Work item: Go through the material and pull out every line with the string "Epiglottitis" in it.

Material supplied:
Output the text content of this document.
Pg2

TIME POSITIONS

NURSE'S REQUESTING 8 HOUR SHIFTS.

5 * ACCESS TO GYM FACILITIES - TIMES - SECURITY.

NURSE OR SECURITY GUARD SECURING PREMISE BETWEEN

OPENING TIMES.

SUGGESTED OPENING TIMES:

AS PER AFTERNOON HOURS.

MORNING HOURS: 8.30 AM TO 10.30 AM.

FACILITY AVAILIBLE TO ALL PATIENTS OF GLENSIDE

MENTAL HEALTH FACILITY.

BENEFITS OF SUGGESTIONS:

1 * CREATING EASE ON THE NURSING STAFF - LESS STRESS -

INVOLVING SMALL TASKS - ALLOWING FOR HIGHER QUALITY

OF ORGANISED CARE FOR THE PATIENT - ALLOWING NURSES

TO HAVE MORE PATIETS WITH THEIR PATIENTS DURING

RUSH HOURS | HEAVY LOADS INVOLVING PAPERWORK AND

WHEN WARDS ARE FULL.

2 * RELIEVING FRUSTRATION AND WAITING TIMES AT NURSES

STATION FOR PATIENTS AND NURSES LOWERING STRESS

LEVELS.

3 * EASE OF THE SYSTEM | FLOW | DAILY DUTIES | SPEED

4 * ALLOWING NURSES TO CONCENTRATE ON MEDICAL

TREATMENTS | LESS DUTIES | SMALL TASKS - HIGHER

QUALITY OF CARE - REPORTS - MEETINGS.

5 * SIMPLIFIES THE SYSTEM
--
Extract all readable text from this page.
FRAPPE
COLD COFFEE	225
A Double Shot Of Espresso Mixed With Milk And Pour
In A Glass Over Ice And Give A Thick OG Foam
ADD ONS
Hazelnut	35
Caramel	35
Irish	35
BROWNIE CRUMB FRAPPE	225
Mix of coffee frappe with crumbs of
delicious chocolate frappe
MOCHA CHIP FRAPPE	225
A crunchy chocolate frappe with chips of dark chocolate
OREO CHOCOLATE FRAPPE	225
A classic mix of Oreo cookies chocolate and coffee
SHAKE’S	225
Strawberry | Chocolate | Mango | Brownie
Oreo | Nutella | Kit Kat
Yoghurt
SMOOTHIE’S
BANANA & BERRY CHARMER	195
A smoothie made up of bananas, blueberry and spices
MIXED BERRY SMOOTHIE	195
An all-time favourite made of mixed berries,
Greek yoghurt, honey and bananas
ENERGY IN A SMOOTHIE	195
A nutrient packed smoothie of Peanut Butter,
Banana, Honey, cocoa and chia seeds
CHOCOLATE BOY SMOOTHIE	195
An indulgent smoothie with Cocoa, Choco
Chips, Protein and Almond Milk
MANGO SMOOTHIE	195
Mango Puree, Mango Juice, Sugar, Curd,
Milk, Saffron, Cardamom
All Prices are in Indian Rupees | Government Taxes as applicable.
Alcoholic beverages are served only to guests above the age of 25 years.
...
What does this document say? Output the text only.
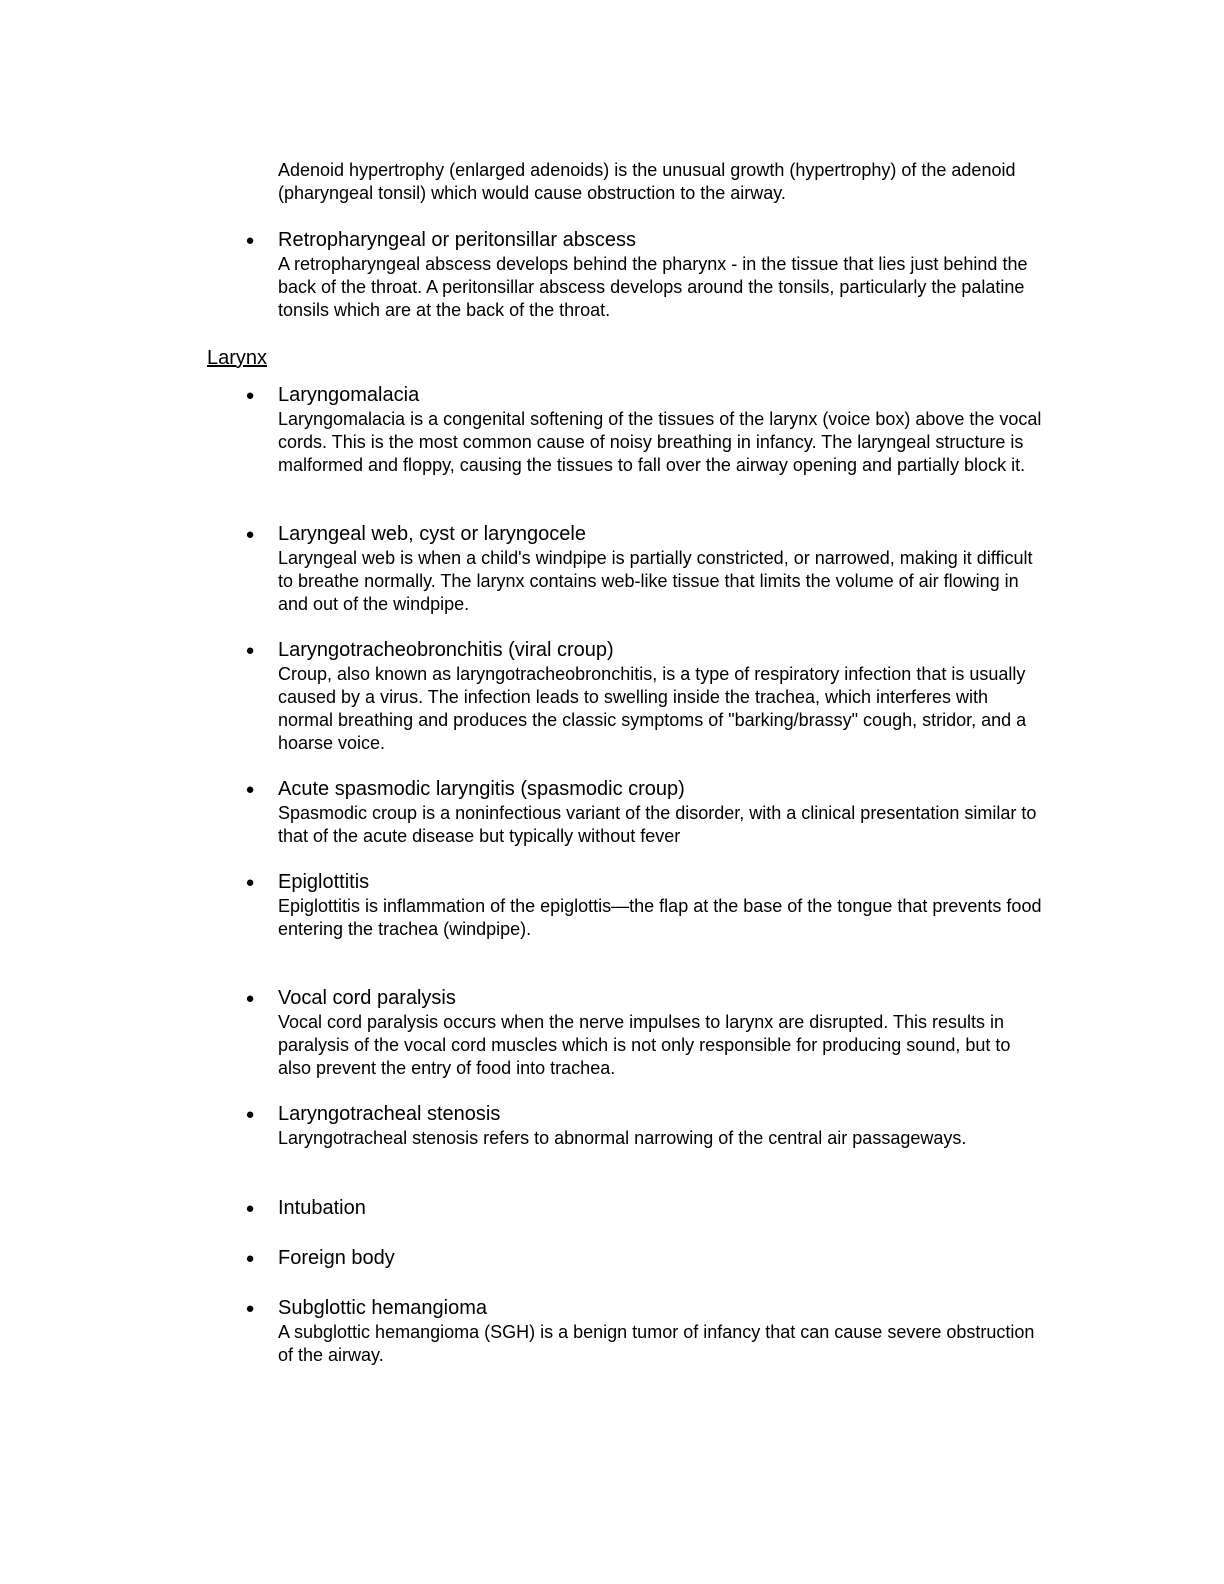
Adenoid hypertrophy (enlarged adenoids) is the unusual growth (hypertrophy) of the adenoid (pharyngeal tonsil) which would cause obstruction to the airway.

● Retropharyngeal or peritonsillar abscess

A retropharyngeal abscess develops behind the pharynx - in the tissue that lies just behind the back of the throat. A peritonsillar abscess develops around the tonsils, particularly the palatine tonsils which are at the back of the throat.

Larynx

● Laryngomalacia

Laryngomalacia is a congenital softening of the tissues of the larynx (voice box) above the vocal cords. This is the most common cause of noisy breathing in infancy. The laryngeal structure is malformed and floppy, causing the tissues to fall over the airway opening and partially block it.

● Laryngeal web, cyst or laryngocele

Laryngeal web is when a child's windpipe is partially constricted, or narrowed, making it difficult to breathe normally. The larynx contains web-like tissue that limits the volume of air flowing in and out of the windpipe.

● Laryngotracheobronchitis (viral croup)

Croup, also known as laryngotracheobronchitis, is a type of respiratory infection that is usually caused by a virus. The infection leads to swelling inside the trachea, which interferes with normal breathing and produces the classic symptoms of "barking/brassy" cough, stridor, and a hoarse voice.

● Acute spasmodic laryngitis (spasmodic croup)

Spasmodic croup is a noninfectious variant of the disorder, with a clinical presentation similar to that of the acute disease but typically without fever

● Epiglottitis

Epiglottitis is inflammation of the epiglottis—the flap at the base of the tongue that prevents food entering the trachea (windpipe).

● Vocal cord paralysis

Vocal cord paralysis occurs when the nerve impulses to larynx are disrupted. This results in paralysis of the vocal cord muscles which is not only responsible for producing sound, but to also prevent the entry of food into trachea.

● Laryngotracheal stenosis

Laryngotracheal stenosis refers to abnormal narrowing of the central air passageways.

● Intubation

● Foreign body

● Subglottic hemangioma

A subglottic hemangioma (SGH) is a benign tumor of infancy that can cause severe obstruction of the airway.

Exercise response:
● Epiglottitis
Epiglottitis is inflammation of the epiglottis—the flap at the base of the tongue that prevents food entering the trachea (windpipe).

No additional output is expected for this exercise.